• [GOAL A]:
In the article about the tankers detained in Indonesian waters, set down the passage starting with "A little more" and going on through "to the other.", word for word.
• [GOAL B]:
In the article on the Iranian ship detained in Indonesian waters, which countries' flags did the two detained tankers fly?
• [GOAL C]:
Write what comes next in the article on the tankers detained by the Indonesian coastguard, picking up after its final sentence.

• [GIVEN PASSAGE]:

▬▬▬▬▬▬▬▬▬▬

US SANCTIONS ON IRAN AND THE CASE OF THE IRANIAN SHIP DETAINED IN INDONESIAN WATERS

2021-03-16 News

 

A little more than a fortnight ago we heard the worrying news that the Indonesian coastguard had detained two large oil tankers, with the respective flags of Iran and Panama. Apparently, this incident was caused by the Indonesian radars that detected two large objects in their territorial waters. When they did not receive a response to their radio requests, the Indonesian authorities sent a coastguard vessel that found the two tankers stopped, alongside each other, with their names covered and flags lowered, and were also transferring petroleum products from one vessel to the other.

 

The Coast Guard detained the two tankers and took them to an Indonesian port, where an investigation began. At first, such an arrest seems quite justified: two tankers were illegally anchored in Indonesian territorial waters, located on the route of commercial maritime traffic, and did not respond to radio calls made to them. In addition to this, Indonesia is an archipelagic country with several thousand islands and vast territorial waters, making it a very vigilant state in the surveillance and control of its maritime spaces.

▬▬▬▬▬▬▬▬▬▬

• [RAW DATA]:

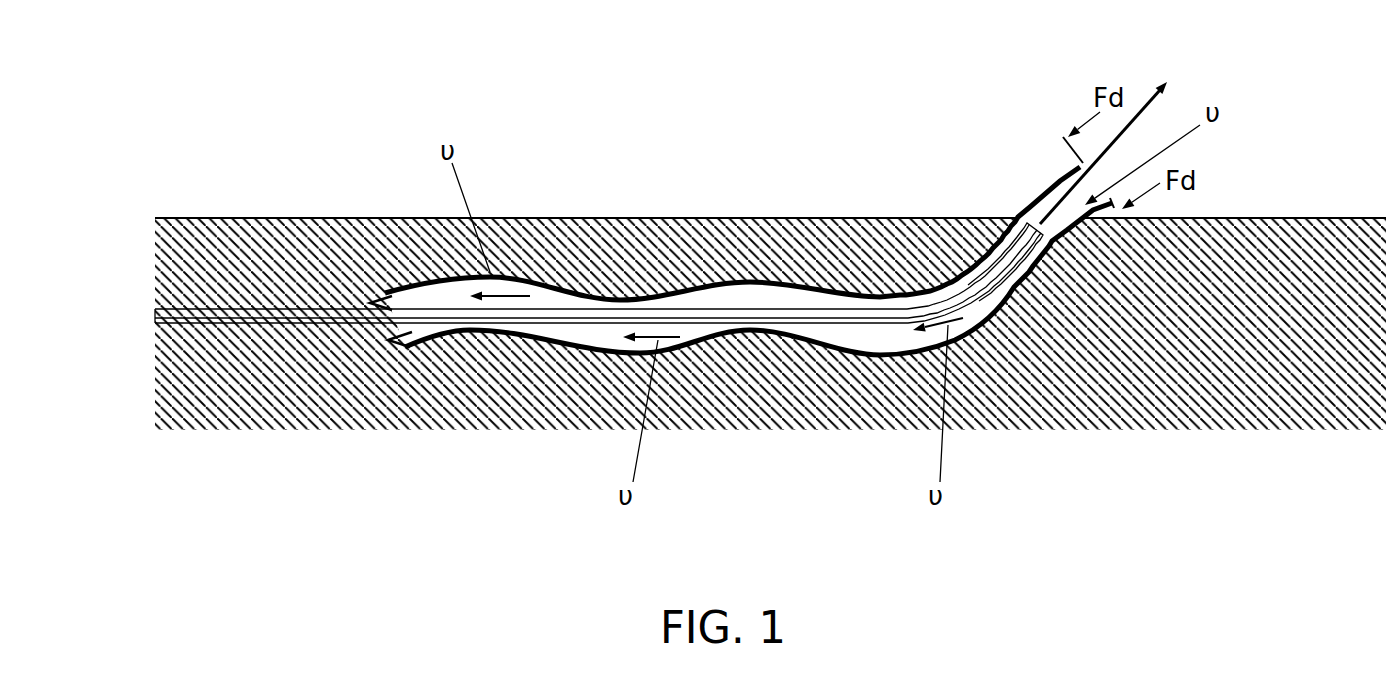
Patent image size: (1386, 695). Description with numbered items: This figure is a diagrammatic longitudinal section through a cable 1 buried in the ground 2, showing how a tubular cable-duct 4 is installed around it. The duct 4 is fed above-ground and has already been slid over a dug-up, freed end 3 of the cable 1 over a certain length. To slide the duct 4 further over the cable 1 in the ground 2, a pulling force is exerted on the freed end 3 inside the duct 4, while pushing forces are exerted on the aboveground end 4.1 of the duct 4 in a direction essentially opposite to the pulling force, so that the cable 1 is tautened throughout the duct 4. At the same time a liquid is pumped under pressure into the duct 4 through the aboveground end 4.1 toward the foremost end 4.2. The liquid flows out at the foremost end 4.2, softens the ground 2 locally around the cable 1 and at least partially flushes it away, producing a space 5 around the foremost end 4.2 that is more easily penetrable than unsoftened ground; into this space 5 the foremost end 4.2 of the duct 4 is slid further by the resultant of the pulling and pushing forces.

▬▬▬▬▬▬▬▬▬▬

• [TASK ANSWER A]:
A little more than a fortnight ago we heard the worrying news that the Indonesian coastguard had detained two large oil tankers, with the respective flags of Iran and Panama. Apparently, this incident was caused by the Indonesian radars that detected two large objects in their territorial waters. When they did not receive a response to their radio requests, the Indonesian authorities sent a coastguard vessel that found the two tankers stopped, alongside each other, with their names covered and flags lowered, and were also transferring petroleum products from one vessel to the other.

• [TASK ANSWER B]:
Iran and Panama.

• [TASK ANSWER C]:
 

But at this point the question arises: What were the two tankers doing stationary, moored at sea and carrying out an activity that is probably dangerous for maritime traffic and for themselves? The answer to this disturbing question lies in the US sanctions imposed on Iran’s oil sector and naval activity.

 

Since May 2018, when the Trump Administration abandoned the Joint Comprehensive Plan of Action (JCPOA), which in July 2015 had lifted the restrictions on Iran’s nuclear programme, it proceeded to unilaterally reintroduce its sanctions. The reintroduction of its sanctions also had a strong Secondary Sanctions component, as they affected people and operations not linked to the US. As expected, the restored restrictions particularly affected the Iranian oil and shipping sectors. Sanctions in the latter area were intended to severely hamper Iran’s exports of crude oil and petroleum distillates from Iran.

 

The Islamic Republic of Iran proceeded to develop various strategies to circumvent these sanctions; at first it used the simple technique of chartering foreign-flagged vessels to carry out its exports, but soon US sanctions were imposed on such vessels. Then, among others, the method of transferring oil or its products from ship-to-ship on the high seas began to be used. This type of operation requires considerable expertise, is dangerous (possibility of fire, collisions, etc.) and great care must be taken to locate the location of the transfer and to place it on the high seas and not in a state’s territorial waters or waters that the state, however debatable, considers to be territorial waters.

 

It is precisely the latter that has happened in the present case, as the two vessels were in waters that Indonesia claims as its own and that is why its authorities acted against them.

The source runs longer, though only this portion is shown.